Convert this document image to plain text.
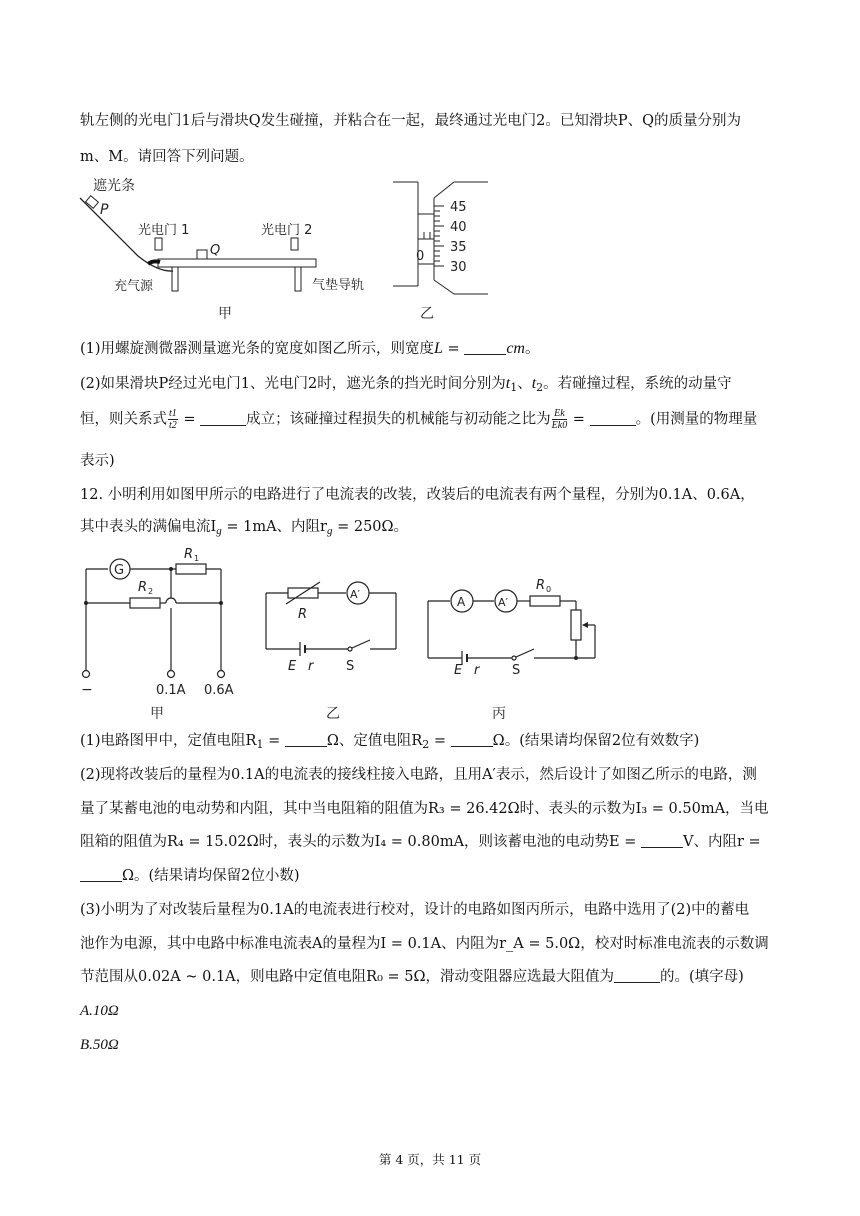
轨左侧的光电门1后与滑块Q发生碰撞，并粘合在一起，最终通过光电门2。已知滑块P、Q的质量分别为
m、M。请回答下列问题。
遮光条
P
光电门 1	光电门 2
Q
充气源	气垫导轨
甲
45
40
35
30
0
乙
(1)用螺旋测微器测量遮光条的宽度如图乙所示，则宽度L =	cm。
(2)如果滑块P经过光电门1、光电门2时，遮光条的挡光时间分别为$t_1$、$t_2$。若碰撞过程，系统的动量守
恒，则关系式 $\frac{t1}{t2}$ =	成立；该碰撞过程损失的机械能与初动能之比为 $\frac{Ek}{Ek0}$ =	。(用测量的物理量
表示)
12. 小明利用如图甲所示的电路进行了电流表的改装，改装后的电流表有两个量程，分别为0.1A、0.6A，
其中表头的满偏电流$I_g = 1mA$、内阻$r_g = 250\Omega$。
G
R 1
R 2
−	0.1A 0.6A
甲
R
A′
E r	S
乙
A	A′
R 0
E r	S
丙
(1)电路图甲中，定值电阻$R_1$ =	Ω、定值电阻$R_2$ =	Ω。(结果请均保留2位有效数字)
(2)现将改装后的量程为0.1A的电流表的接线柱接入电路，且用A′表示，然后设计了如图乙所示的电路，测
量了某蓄电池的电动势和内阻，其中当电阻箱的阻值为R₃ = 26.42Ω时、表头的示数为I₃ = 0.50mA，当电
阻箱的阻值为R₄ = 15.02Ω时，表头的示数为I₄ = 0.80mA，则该蓄电池的电动势E =	V、内阻r =
Ω。(结果请均保留2位小数)
(3)小明为了对改装后量程为0.1A的电流表进行校对，设计的电路如图丙所示，电路中选用了(2)中的蓄电
池作为电源，其中电路中标准电流表A的量程为I = 0.1A、内阻为r_A = 5.0Ω，校对时标准电流表的示数调
节范围从0.02A ~ 0.1A，则电路中定值电阻R₀ = 5Ω，滑动变阻器应选最大阻值为	的。(填字母)
A.10Ω
B.50Ω
第 4 页，共 11 页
=-=-=-=-=
YOUR TASK:
Reproduce each record above by retyping it exactly; omit all images.

COMPLETE RESPONSE:
Convert this document image to plain text.
轨左侧的光电门1后与滑块Q发生碰撞，并粘合在一起，最终通过光电门2。已知滑块P、Q的质量分别为
m、M。请回答下列问题。
遮光条
P
光电门 1	光电门 2
Q
充气源	气垫导轨
甲
45
40
35
30
0
乙
(1)用螺旋测微器测量遮光条的宽度如图乙所示，则宽度L =	cm。
(2)如果滑块P经过光电门1、光电门2时，遮光条的挡光时间分别为$t_1$、$t_2$。若碰撞过程，系统的动量守
恒，则关系式 $\frac{t1}{t2}$ =	成立；该碰撞过程损失的机械能与初动能之比为 $\frac{Ek}{Ek0}$ =	。(用测量的物理量
表示)
12. 小明利用如图甲所示的电路进行了电流表的改装，改装后的电流表有两个量程，分别为0.1A、0.6A，
其中表头的满偏电流$I_g = 1mA$、内阻$r_g = 250\Omega$。
G
R 1
R 2
−	0.1A 0.6A
甲
R
A′
E r	S
乙
A	A′
R 0
E r	S
丙
(1)电路图甲中，定值电阻$R_1$ =	Ω、定值电阻$R_2$ =	Ω。(结果请均保留2位有效数字)
(2)现将改装后的量程为0.1A的电流表的接线柱接入电路，且用A′表示，然后设计了如图乙所示的电路，测
量了某蓄电池的电动势和内阻，其中当电阻箱的阻值为R₃ = 26.42Ω时、表头的示数为I₃ = 0.50mA，当电
阻箱的阻值为R₄ = 15.02Ω时，表头的示数为I₄ = 0.80mA，则该蓄电池的电动势E =	V、内阻r =
Ω。(结果请均保留2位小数)
(3)小明为了对改装后量程为0.1A的电流表进行校对，设计的电路如图丙所示，电路中选用了(2)中的蓄电
池作为电源，其中电路中标准电流表A的量程为I = 0.1A、内阻为r_A = 5.0Ω，校对时标准电流表的示数调
节范围从0.02A ~ 0.1A，则电路中定值电阻R₀ = 5Ω，滑动变阻器应选最大阻值为	的。(填字母)
A.10Ω
B.50Ω
第 4 页，共 11 页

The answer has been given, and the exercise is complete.